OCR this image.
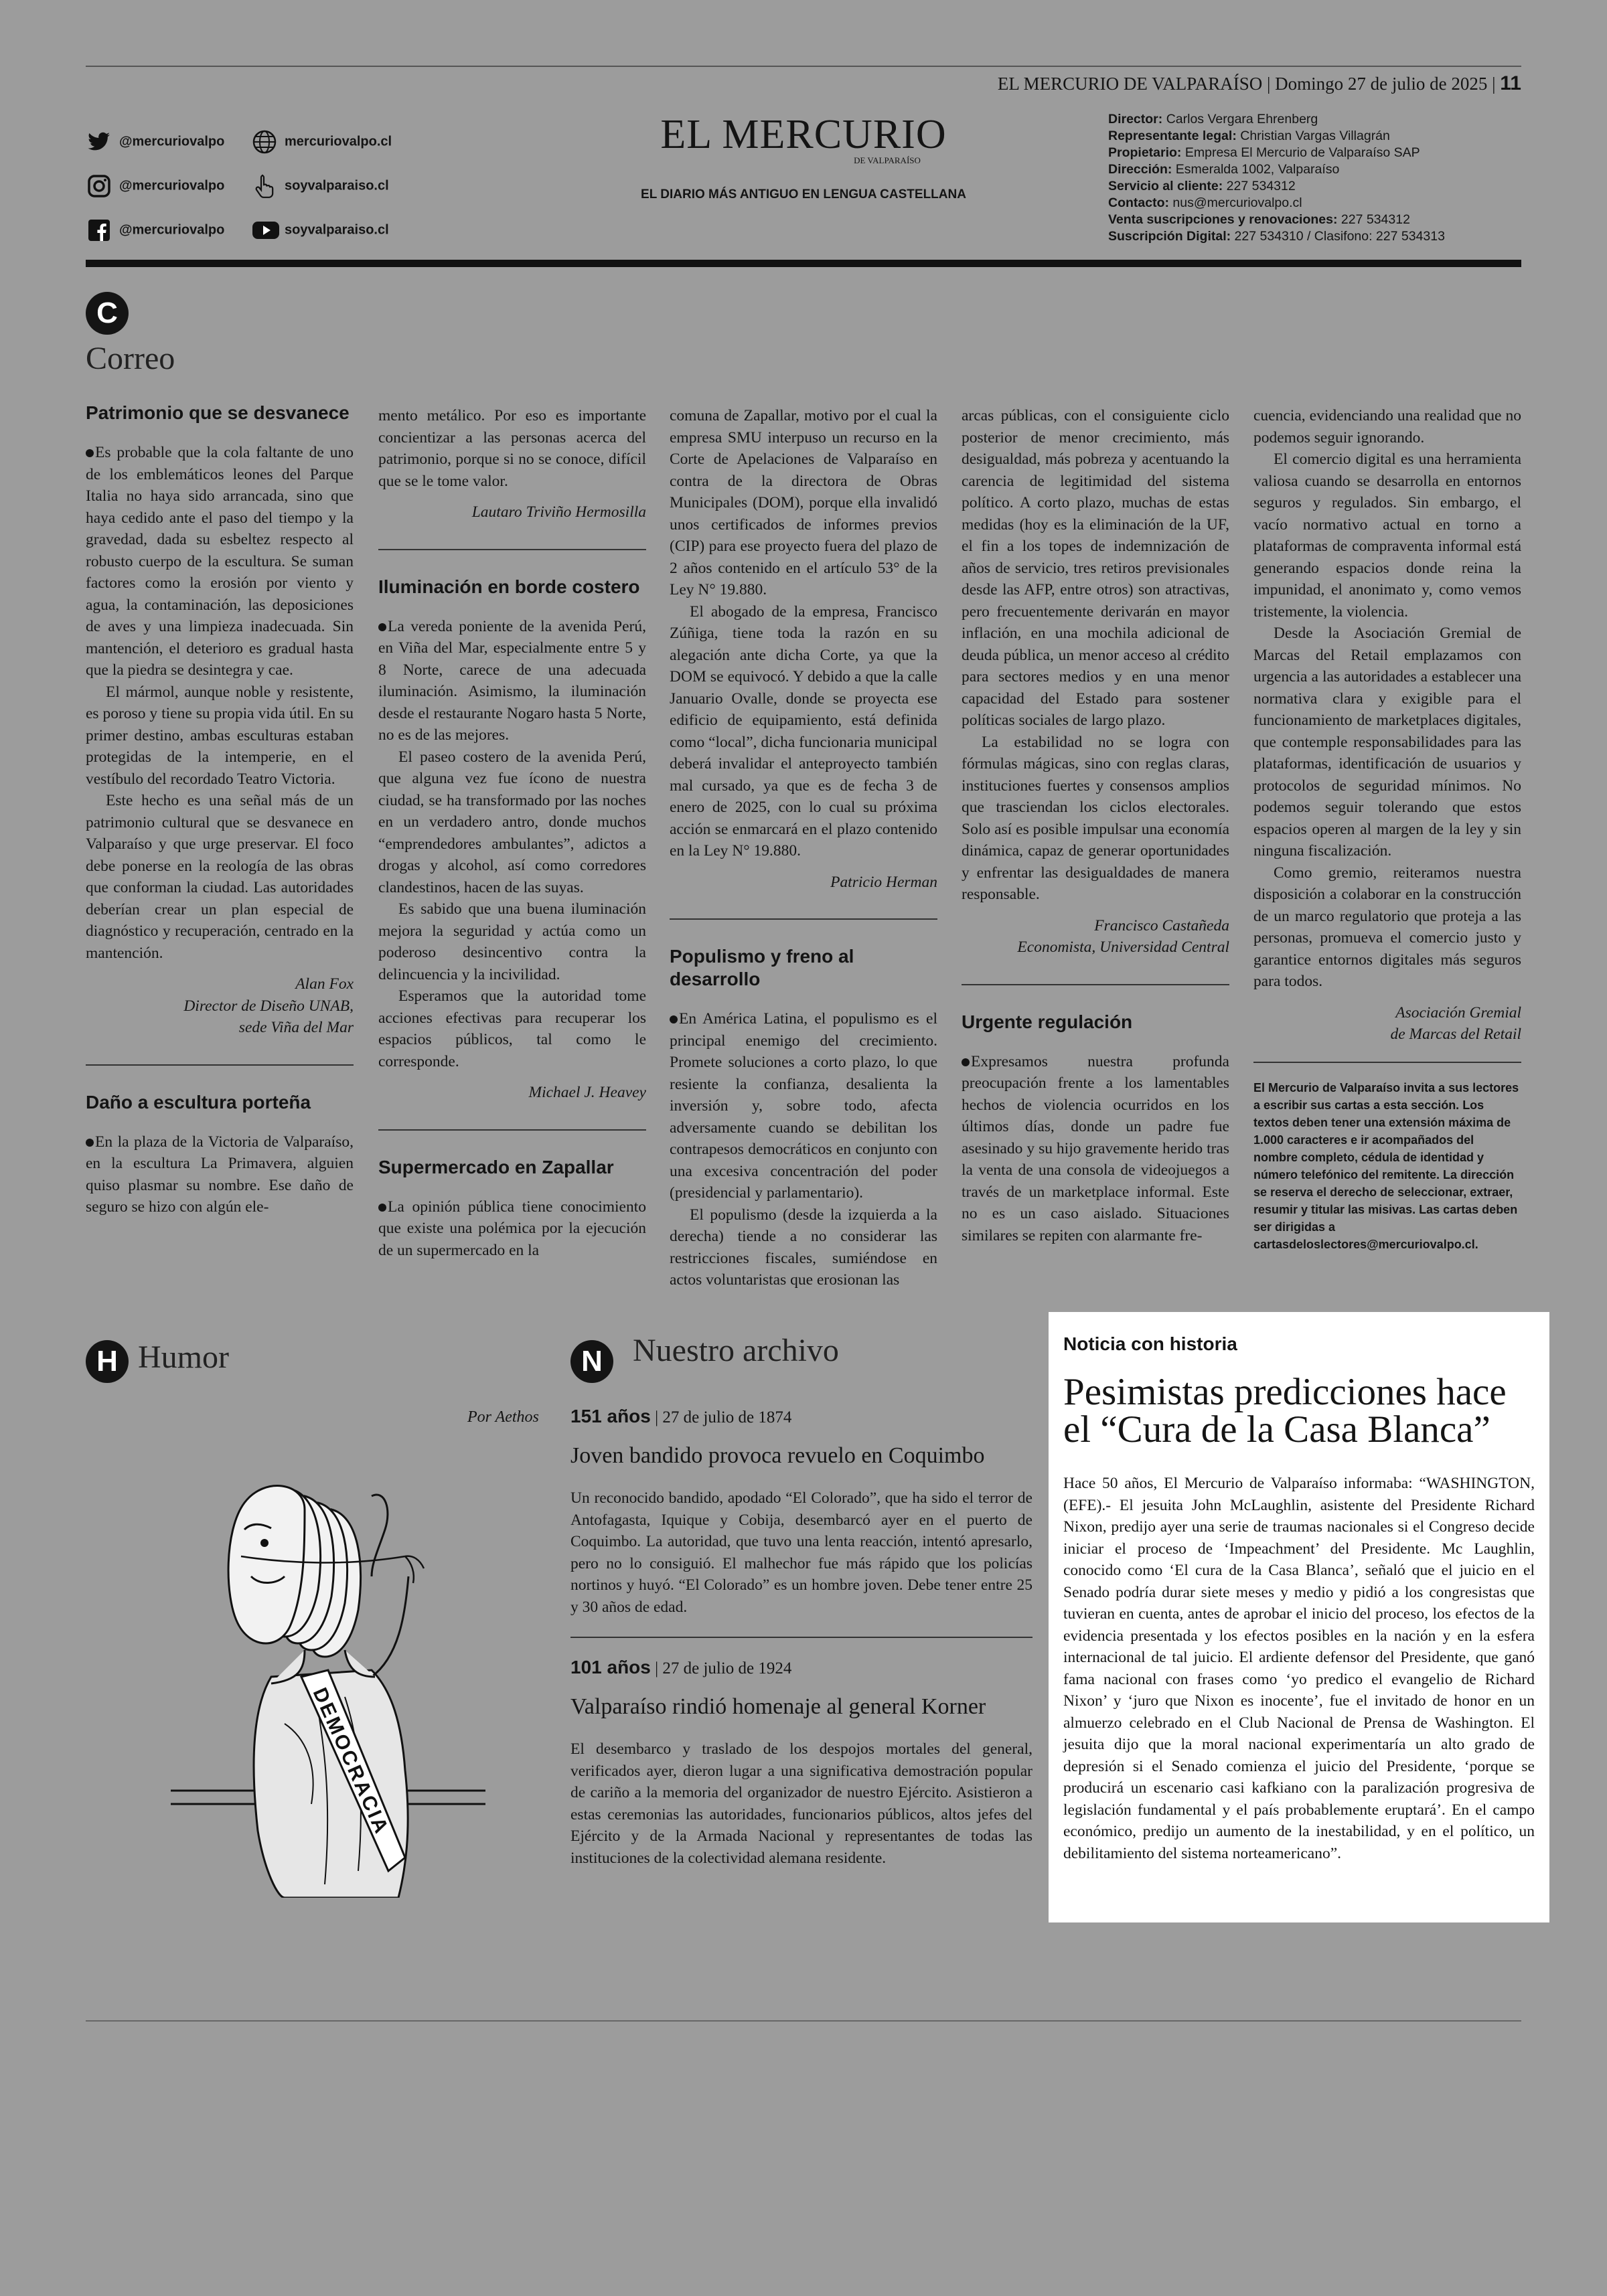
EL MERCURIO DE VALPARAÍSO | Domingo 27 de julio de 2025 | 11
@mercuriovalpo	mercuriovalpo.cl
@mercuriovalpo	soyvalparaiso.cl
@mercuriovalpo	soyvalparaiso.cl
EL MERCURIO
DE VALPARAÍSO
EL DIARIO MÁS ANTIGUO EN LENGUA CASTELLANA
Director: Carlos Vergara Ehrenberg
Representante legal: Christian Vargas Villagrán
Propietario: Empresa El Mercurio de Valparaíso SAP
Dirección: Esmeralda 1002, Valparaíso
Servicio al cliente: 227 534312
Contacto: nus@mercuriovalpo.cl
Venta suscripciones y renovaciones: 227 534312
Suscripción Digital: 227 534310 / Clasifono: 227 534313
C
Correo
Patrimonio que se desvanece

Es probable que la cola faltante de uno de los emblemáticos leones del Parque Italia no haya sido arrancada, sino que haya cedido ante el paso del tiempo y la gravedad, dada su esbeltez respecto al robusto cuerpo de la escultura. Se suman factores como la erosión por viento y agua, la contaminación, las deposiciones de aves y una limpieza inadecuada. Sin mantención, el deterioro es gradual hasta que la piedra se desintegra y cae.

El mármol, aunque noble y resistente, es poroso y tiene su propia vida útil. En su primer destino, ambas esculturas estaban protegidas de la intemperie, en el vestíbulo del recordado Teatro Victoria.

Este hecho es una señal más de un patrimonio cultural que se desvanece en Valparaíso y que urge preservar. El foco debe ponerse en la reología de las obras que conforman la ciudad. Las autoridades deberían crear un plan especial de diagnóstico y recuperación, centrado en la mantención.

Alan Fox
Director de Diseño UNAB,
sede Viña del Mar

Daño a escultura porteña

En la plaza de la Victoria de Valparaíso, en la escultura La Primavera, alguien quiso plasmar su nombre. Ese daño de seguro se hizo con algún ele-

mento metálico. Por eso es importante concientizar a las personas acerca del patrimonio, porque si no se conoce, difícil que se le tome valor.

Lautaro Triviño Hermosilla

Iluminación en borde costero

La vereda poniente de la avenida Perú, en Viña del Mar, especialmente entre 5 y 8 Norte, carece de una adecuada iluminación. Asimismo, la iluminación desde el restaurante Nogaro hasta 5 Norte, no es de las mejores.

El paseo costero de la avenida Perú, que alguna vez fue ícono de nuestra ciudad, se ha transformado por las noches en un verdadero antro, donde muchos “emprendedores ambulantes”, adictos a drogas y alcohol, así como corredores clandestinos, hacen de las suyas.

Es sabido que una buena iluminación mejora la seguridad y actúa como un poderoso desincentivo contra la delincuencia y la incivilidad.

Esperamos que la autoridad tome acciones efectivas para recuperar los espacios públicos, tal como le corresponde.

Michael J. Heavey

Supermercado en Zapallar

La opinión pública tiene conocimiento que existe una polémica por la ejecución de un supermercado en la

comuna de Zapallar, motivo por el cual la empresa SMU interpuso un recurso en la Corte de Apelaciones de Valparaíso en contra de la directora de Obras Municipales (DOM), porque ella invalidó unos certificados de informes previos (CIP) para ese proyecto fuera del plazo de 2 años contenido en el artículo 53° de la Ley N° 19.880.

El abogado de la empresa, Francisco Zúñiga, tiene toda la razón en su alegación ante dicha Corte, ya que la DOM se equivocó. Y debido a que la calle Januario Ovalle, donde se proyecta ese edificio de equipamiento, está definida como “local”, dicha funcionaria municipal deberá invalidar el anteproyecto también mal cursado, ya que es de fecha 3 de enero de 2025, con lo cual su próxima acción se enmarcará en el plazo contenido en la Ley N° 19.880.

Patricio Herman

Populismo y freno al desarrollo

En América Latina, el populismo es el principal enemigo del crecimiento. Promete soluciones a corto plazo, lo que resiente la confianza, desalienta la inversión y, sobre todo, afecta adversamente cuando se debilitan los contrapesos democráticos en conjunto con una excesiva concentración del poder (presidencial y parlamentario).

El populismo (desde la izquierda a la derecha) tiende a no considerar las restricciones fiscales, sumiéndose en actos voluntaristas que erosionan las

arcas públicas, con el consiguiente ciclo posterior de menor crecimiento, más desigualdad, más pobreza y acentuando la carencia de legitimidad del sistema político. A corto plazo, muchas de estas medidas (hoy es la eliminación de la UF, el fin a los topes de indemnización de años de servicio, tres retiros previsionales desde las AFP, entre otros) son atractivas, pero frecuentemente derivarán en mayor inflación, en una mochila adicional de deuda pública, un menor acceso al crédito para sectores medios y en una menor capacidad del Estado para sostener políticas sociales de largo plazo.

La estabilidad no se logra con fórmulas mágicas, sino con reglas claras, instituciones fuertes y consensos amplios que trasciendan los ciclos electorales. Solo así es posible impulsar una economía dinámica, capaz de generar oportunidades y enfrentar las desigualdades de manera responsable.

Francisco Castañeda
Economista, Universidad Central

Urgente regulación

Expresamos nuestra profunda preocupación frente a los lamentables hechos de violencia ocurridos en los últimos días, donde un padre fue asesinado y su hijo gravemente herido tras la venta de una consola de videojuegos a través de un marketplace informal. Este no es un caso aislado. Situaciones similares se repiten con alarmante fre-

cuencia, evidenciando una realidad que no podemos seguir ignorando.

El comercio digital es una herramienta valiosa cuando se desarrolla en entornos seguros y regulados. Sin embargo, el vacío normativo actual en torno a plataformas de compraventa informal está generando espacios donde reina la impunidad, el anonimato y, como vemos tristemente, la violencia.

Desde la Asociación Gremial de Marcas del Retail emplazamos con urgencia a las autoridades a establecer una normativa clara y exigible para el funcionamiento de marketplaces digitales, que contemple responsabilidades para las plataformas, identificación de usuarios y protocolos de seguridad mínimos. No podemos seguir tolerando que estos espacios operen al margen de la ley y sin ninguna fiscalización.

Como gremio, reiteramos nuestra disposición a colaborar en la construcción de un marco regulatorio que proteja a las personas, promueva el comercio justo y garantice entornos digitales más seguros para todos.

Asociación Gremial
de Marcas del Retail

El Mercurio de Valparaíso invita a sus lectores a escribir sus cartas a esta sección. Los textos deben tener una extensión máxima de 1.000 caracteres e ir acompañados del nombre completo, cédula de identidad y número telefónico del remitente. La dirección se reserva el derecho de seleccionar, extraer, resumir y titular las misivas. Las cartas deben ser dirigidas a cartasdeloslectores@mercuriovalpo.cl.
H Humor
Por Aethos
DEMOCRACIA
N Nuestro archivo
151 años | 27 de julio de 1874
Joven bandido provoca revuelo en Coquimbo
Un reconocido bandido, apodado “El Colorado”, que ha sido el terror de Antofagasta, Iquique y Cobija, desembarcó ayer en el puerto de Coquimbo. La autoridad, que tuvo una lenta reacción, intentó apresarlo, pero no lo consiguió. El malhechor fue más rápido que los policías nortinos y huyó. “El Colorado” es un hombre joven. Debe tener entre 25 y 30 años de edad.
101 años | 27 de julio de 1924
Valparaíso rindió homenaje al general Korner
El desembarco y traslado de los despojos mortales del general, verificados ayer, dieron lugar a una significativa demostración popular de cariño a la memoria del organizador de nuestro Ejército. Asistieron a estas ceremonias las autoridades, funcionarios públicos, altos jefes del Ejército y de la Armada Nacional y representantes de todas las instituciones de la colectividad alemana residente.
Noticia con historia
Pesimistas predicciones hace el “Cura de la Casa Blanca”
Hace 50 años, El Mercurio de Valparaíso informaba: “WASHINGTON, (EFE).- El jesuita John McLaughlin, asistente del Presidente Richard Nixon, predijo ayer una serie de traumas nacionales si el Congreso decide iniciar el proceso de ‘Impeachment’ del Presidente. Mc Laughlin, conocido como ‘El cura de la Casa Blanca’, señaló que el juicio en el Senado podría durar siete meses y medio y pidió a los congresistas que tuvieran en cuenta, antes de aprobar el inicio del proceso, los efectos de la evidencia presentada y los efectos posibles en la nación y en la esfera internacional de tal juicio. El ardiente defensor del Presidente, que ganó fama nacional con frases como ‘yo predico el evangelio de Richard Nixon’ y ‘juro que Nixon es inocente’, fue el invitado de honor en un almuerzo celebrado en el Club Nacional de Prensa de Washington. El jesuita dijo que la moral nacional experimentaría un alto grado de depresión si el Senado comienza el juicio del Presidente, ‘porque se producirá un escenario casi kafkiano con la paralización progresiva de legislación fundamental y el país probablemente eruptará’. En el campo económico, predijo un aumento de la inestabilidad, y en el político, un debilitamiento del sistema norteamericano”.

◆ EXERCISE ◆
Which lines include "costero"? Copy each of them out.

◆ RESULT ◆
Iluminación en borde costero
El paseo costero de la avenida Perú, que alguna vez fue ícono de nuestra ciudad, se ha transformado por las noches en un verdadero antro, donde muchos “emprendedores ambulantes”, adictos a drogas y alcohol, así como corredores clandestinos, hacen de las suyas.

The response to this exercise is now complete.